:: Aim of the task ::
Identify the lines that contain the word "Total", then copy them.

====

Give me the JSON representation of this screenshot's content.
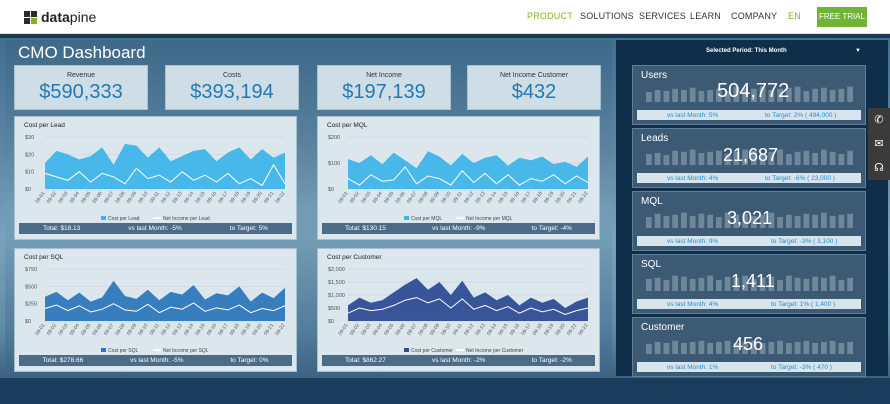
{
  "nav": {
    "brand_bold": "data",
    "brand_light": "pine",
    "product": "PRODUCT",
    "solutions": "SOLUTIONS",
    "services": "SERVICES",
    "learn": "LEARN",
    "company": "COMPANY",
    "lang": "EN",
    "trial": "FREE TRIAL"
  },
  "dashboard": {
    "title": "CMO Dashboard",
    "period": "Selected Period: This Month"
  },
  "kpis": [
    {
      "label": "Revenue",
      "value": "$590,333"
    },
    {
      "label": "Costs",
      "value": "$393,194"
    },
    {
      "label": "Net Income",
      "value": "$197,139"
    },
    {
      "label": "Net Income Customer",
      "value": "$432"
    }
  ],
  "chart_data": [
    {
      "type": "area",
      "title": "Cost per Lead",
      "categories": [
        "09-01",
        "09-02",
        "09-03",
        "09-04",
        "09-05",
        "09-06",
        "09-07",
        "09-08",
        "09-09",
        "09-10",
        "09-11",
        "09-12",
        "09-13",
        "09-14",
        "09-15",
        "09-16",
        "09-17",
        "09-18",
        "09-19",
        "09-20",
        "09-21",
        "09-22"
      ],
      "yticks": [
        "$30",
        "$20",
        "$10",
        "$0"
      ],
      "ylim": [
        0,
        30
      ],
      "series": [
        {
          "name": "Cost per Lead",
          "type": "area",
          "values": [
            15,
            22,
            20,
            17,
            19,
            24,
            14,
            26,
            25,
            18,
            24,
            16,
            19,
            22,
            23,
            16,
            21,
            24,
            17,
            23,
            18,
            21
          ]
        },
        {
          "name": "Net Income per Lead",
          "type": "line",
          "values": [
            9,
            7,
            5,
            10,
            4,
            9,
            7,
            3,
            12,
            6,
            8,
            4,
            10,
            5,
            8,
            4,
            9,
            3,
            6,
            2,
            14,
            3
          ]
        }
      ],
      "footer": {
        "total": "Total: $18.13",
        "vs_last": "vs last Month: -5%",
        "target": "to Target: 5%"
      }
    },
    {
      "type": "area",
      "title": "Cost per MQL",
      "categories": [
        "09-01",
        "09-02",
        "09-03",
        "09-04",
        "09-05",
        "09-06",
        "09-07",
        "09-08",
        "09-09",
        "09-10",
        "09-11",
        "09-12",
        "09-13",
        "09-14",
        "09-15",
        "09-16",
        "09-17",
        "09-18",
        "09-19",
        "09-20",
        "09-21",
        "09-22"
      ],
      "yticks": [
        "$200",
        "$100",
        "$0"
      ],
      "ylim": [
        0,
        200
      ],
      "series": [
        {
          "name": "Cost per MQL",
          "type": "area",
          "values": [
            115,
            100,
            130,
            95,
            140,
            110,
            80,
            145,
            125,
            90,
            135,
            100,
            120,
            130,
            90,
            120,
            110,
            125,
            95,
            105,
            85,
            125
          ]
        },
        {
          "name": "Net Income per MQL",
          "type": "line",
          "values": [
            40,
            15,
            55,
            30,
            35,
            85,
            20,
            50,
            40,
            15,
            70,
            25,
            60,
            20,
            55,
            15,
            40,
            30,
            55,
            20,
            50,
            25
          ]
        }
      ],
      "footer": {
        "total": "Total: $130.15",
        "vs_last": "vs last Month: -9%",
        "target": "to Target: -4%"
      }
    },
    {
      "type": "area",
      "title": "Cost per SQL",
      "categories": [
        "09-01",
        "09-02",
        "09-03",
        "09-04",
        "09-05",
        "09-06",
        "09-07",
        "09-08",
        "09-09",
        "09-10",
        "09-11",
        "09-12",
        "09-13",
        "09-14",
        "09-15",
        "09-16",
        "09-17",
        "09-18",
        "09-19",
        "09-20",
        "09-21",
        "09-22"
      ],
      "yticks": [
        "$750",
        "$500",
        "$250",
        "$0"
      ],
      "ylim": [
        0,
        750
      ],
      "series": [
        {
          "name": "Cost per SQL",
          "type": "area",
          "values": [
            350,
            420,
            300,
            410,
            280,
            340,
            580,
            360,
            320,
            450,
            300,
            420,
            380,
            520,
            310,
            400,
            370,
            500,
            280,
            410,
            330,
            480
          ]
        },
        {
          "name": "Net Income per SQL",
          "type": "line",
          "values": [
            180,
            230,
            150,
            220,
            130,
            170,
            250,
            160,
            140,
            240,
            120,
            200,
            170,
            260,
            140,
            190,
            160,
            230,
            120,
            180,
            150,
            220
          ]
        }
      ],
      "footer": {
        "total": "Total: $278.66",
        "vs_last": "vs last Month: -5%",
        "target": "to Target: 0%"
      }
    },
    {
      "type": "area",
      "title": "Cost per Customer",
      "categories": [
        "09-01",
        "09-02",
        "09-03",
        "09-04",
        "09-05",
        "09-06",
        "09-07",
        "09-08",
        "09-09",
        "09-10",
        "09-11",
        "09-12",
        "09-13",
        "09-14",
        "09-15",
        "09-16",
        "09-17",
        "09-18",
        "09-19",
        "09-20",
        "09-21",
        "09-22"
      ],
      "yticks": [
        "$2,000",
        "$1,500",
        "$1,000",
        "$500",
        "$0"
      ],
      "ylim": [
        0,
        2000
      ],
      "series": [
        {
          "name": "Cost per Customer",
          "type": "area",
          "values": [
            600,
            900,
            700,
            800,
            1100,
            1400,
            1650,
            1200,
            1500,
            1000,
            1550,
            900,
            1100,
            800,
            1000,
            600,
            900,
            700,
            850,
            500,
            750,
            900
          ]
        },
        {
          "name": "Net Income per Customer",
          "type": "line",
          "values": [
            300,
            500,
            400,
            450,
            600,
            800,
            900,
            700,
            850,
            500,
            850,
            450,
            600,
            400,
            550,
            300,
            500,
            350,
            450,
            250,
            400,
            500
          ]
        }
      ],
      "footer": {
        "total": "Total: $862.27",
        "vs_last": "vs last Month: -2%",
        "target": "to Target: -2%"
      }
    }
  ],
  "metrics": [
    {
      "label": "Users",
      "value": "504,772",
      "vs_last": "vs last Month: 5%",
      "target": "to Target: 2% ( 494,000 )",
      "bars": [
        0.45,
        0.55,
        0.5,
        0.6,
        0.55,
        0.65,
        0.5,
        0.55,
        0.6,
        0.5,
        0.7,
        0.65,
        0.6,
        0.7,
        0.55,
        0.6,
        0.65,
        0.7,
        0.5,
        0.6,
        0.65,
        0.55,
        0.6,
        0.7
      ]
    },
    {
      "label": "Leads",
      "value": "21,687",
      "vs_last": "vs last Month: 4%",
      "target": "to Target: -6% ( 23,000 )",
      "bars": [
        0.5,
        0.55,
        0.45,
        0.65,
        0.6,
        0.7,
        0.55,
        0.6,
        0.65,
        0.5,
        0.6,
        0.7,
        0.65,
        0.55,
        0.6,
        0.7,
        0.5,
        0.6,
        0.65,
        0.55,
        0.7,
        0.6,
        0.5,
        0.65
      ]
    },
    {
      "label": "MQL",
      "value": "3,021",
      "vs_last": "vs last Month: 9%",
      "target": "to Target: -3% ( 3,100 )",
      "bars": [
        0.5,
        0.65,
        0.55,
        0.6,
        0.7,
        0.55,
        0.65,
        0.6,
        0.5,
        0.7,
        0.6,
        0.65,
        0.55,
        0.6,
        0.7,
        0.5,
        0.6,
        0.55,
        0.65,
        0.6,
        0.7,
        0.55,
        0.6,
        0.65
      ]
    },
    {
      "label": "SQL",
      "value": "1,411",
      "vs_last": "vs last Month: 4%",
      "target": "to Target: 1% ( 1,400 )",
      "bars": [
        0.55,
        0.6,
        0.5,
        0.7,
        0.65,
        0.55,
        0.6,
        0.7,
        0.5,
        0.65,
        0.6,
        0.7,
        0.55,
        0.6,
        0.65,
        0.5,
        0.7,
        0.6,
        0.55,
        0.65,
        0.6,
        0.7,
        0.5,
        0.6
      ]
    },
    {
      "label": "Customer",
      "value": "456",
      "vs_last": "vs last Month: 1%",
      "target": "to Target: -3% ( 470 )",
      "bars": [
        0.45,
        0.55,
        0.5,
        0.6,
        0.5,
        0.55,
        0.6,
        0.5,
        0.55,
        0.6,
        0.5,
        0.55,
        0.6,
        0.5,
        0.55,
        0.6,
        0.5,
        0.55,
        0.6,
        0.5,
        0.55,
        0.6,
        0.5,
        0.55
      ]
    }
  ],
  "colors": {
    "accent": "#7cb527",
    "kpi_value": "#1f7ab5",
    "area_light": "#3fb4ea",
    "area_dark": "#2d78bd",
    "area_navy": "#2e4d95"
  }
}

====

:: Task output ::
        "total": "Total: $18.13",
        "total": "Total: $130.15",
        "total": "Total: $278.66",
        "total": "Total: $862.27",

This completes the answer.